Your task ▸ Exactly reproduce the lines from the one holding "What text is on this page?" through the final line of the listing below, with both ends included and nothing else.

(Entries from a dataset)
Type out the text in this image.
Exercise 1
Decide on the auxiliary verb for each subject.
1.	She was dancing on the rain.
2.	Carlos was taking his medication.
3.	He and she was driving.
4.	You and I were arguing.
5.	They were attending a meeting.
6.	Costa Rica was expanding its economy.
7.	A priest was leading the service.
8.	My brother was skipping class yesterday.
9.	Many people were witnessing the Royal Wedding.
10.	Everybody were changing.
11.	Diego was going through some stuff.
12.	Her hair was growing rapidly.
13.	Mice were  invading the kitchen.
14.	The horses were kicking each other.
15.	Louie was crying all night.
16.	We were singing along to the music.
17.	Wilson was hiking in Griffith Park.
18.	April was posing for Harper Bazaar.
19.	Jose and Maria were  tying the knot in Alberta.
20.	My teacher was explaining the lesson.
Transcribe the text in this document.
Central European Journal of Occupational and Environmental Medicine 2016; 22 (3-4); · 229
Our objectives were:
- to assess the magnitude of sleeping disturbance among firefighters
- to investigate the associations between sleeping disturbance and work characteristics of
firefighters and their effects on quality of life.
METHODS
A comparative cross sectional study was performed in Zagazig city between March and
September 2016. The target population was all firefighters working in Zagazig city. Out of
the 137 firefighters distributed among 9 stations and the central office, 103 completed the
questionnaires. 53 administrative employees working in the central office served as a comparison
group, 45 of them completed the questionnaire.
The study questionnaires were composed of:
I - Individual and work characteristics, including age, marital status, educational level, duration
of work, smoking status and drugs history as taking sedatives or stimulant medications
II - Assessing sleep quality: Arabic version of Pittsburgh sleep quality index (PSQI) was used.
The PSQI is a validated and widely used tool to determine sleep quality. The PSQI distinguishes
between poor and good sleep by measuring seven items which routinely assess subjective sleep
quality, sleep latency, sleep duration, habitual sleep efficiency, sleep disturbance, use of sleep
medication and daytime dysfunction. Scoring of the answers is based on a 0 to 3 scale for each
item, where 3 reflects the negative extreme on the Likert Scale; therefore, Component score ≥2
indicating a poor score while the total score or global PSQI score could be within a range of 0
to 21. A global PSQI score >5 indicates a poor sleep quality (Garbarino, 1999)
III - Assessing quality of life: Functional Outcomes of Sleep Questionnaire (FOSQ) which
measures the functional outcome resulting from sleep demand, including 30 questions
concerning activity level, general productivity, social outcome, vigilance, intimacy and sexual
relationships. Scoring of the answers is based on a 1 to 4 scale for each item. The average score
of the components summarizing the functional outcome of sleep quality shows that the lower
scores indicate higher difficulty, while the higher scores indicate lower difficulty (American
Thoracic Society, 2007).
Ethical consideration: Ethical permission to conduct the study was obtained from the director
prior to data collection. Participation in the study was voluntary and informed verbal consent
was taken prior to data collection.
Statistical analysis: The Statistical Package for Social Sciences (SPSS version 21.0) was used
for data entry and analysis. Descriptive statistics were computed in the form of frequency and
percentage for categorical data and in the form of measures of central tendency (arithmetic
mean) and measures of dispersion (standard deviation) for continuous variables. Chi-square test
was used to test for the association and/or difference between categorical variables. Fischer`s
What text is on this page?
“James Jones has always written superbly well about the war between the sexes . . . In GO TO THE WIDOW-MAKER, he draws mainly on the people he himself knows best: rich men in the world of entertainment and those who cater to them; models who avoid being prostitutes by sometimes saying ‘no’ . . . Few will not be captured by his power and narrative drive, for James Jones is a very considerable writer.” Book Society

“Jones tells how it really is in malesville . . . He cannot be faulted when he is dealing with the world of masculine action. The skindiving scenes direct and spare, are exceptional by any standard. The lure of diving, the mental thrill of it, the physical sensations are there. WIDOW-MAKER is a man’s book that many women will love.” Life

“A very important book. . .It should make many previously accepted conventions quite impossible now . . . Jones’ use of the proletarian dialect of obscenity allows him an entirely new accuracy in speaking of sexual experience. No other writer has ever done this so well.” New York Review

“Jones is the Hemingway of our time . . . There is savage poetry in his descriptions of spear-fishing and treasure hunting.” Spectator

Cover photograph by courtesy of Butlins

Output below ▸
What text is on this page?
“James Jones has always written superbly well about the war between the sexes . . . In GO TO THE WIDOW-MAKER, he draws mainly on the people he himself knows best: rich men in the world of entertainment and those who cater to them; models who avoid being prostitutes by sometimes saying ‘no’ . . . Few will not be captured by his power and narrative drive, for James Jones is a very considerable writer.” Book Society

“Jones tells how it really is in malesville . . . He cannot be faulted when he is dealing with the world of masculine action. The skindiving scenes direct and spare, are exceptional by any standard. The lure of diving, the mental thrill of it, the physical sensations are there. WIDOW-MAKER is a man’s book that many women will love.” Life

“A very important book. . .It should make many previously accepted conventions quite impossible now . . . Jones’ use of the proletarian dialect of obscenity allows him an entirely new accuracy in speaking of sexual experience. No other writer has ever done this so well.” New York Review

“Jones is the Hemingway of our time . . . There is savage poetry in his descriptions of spear-fishing and treasure hunting.” Spectator

Cover photograph by courtesy of Butlins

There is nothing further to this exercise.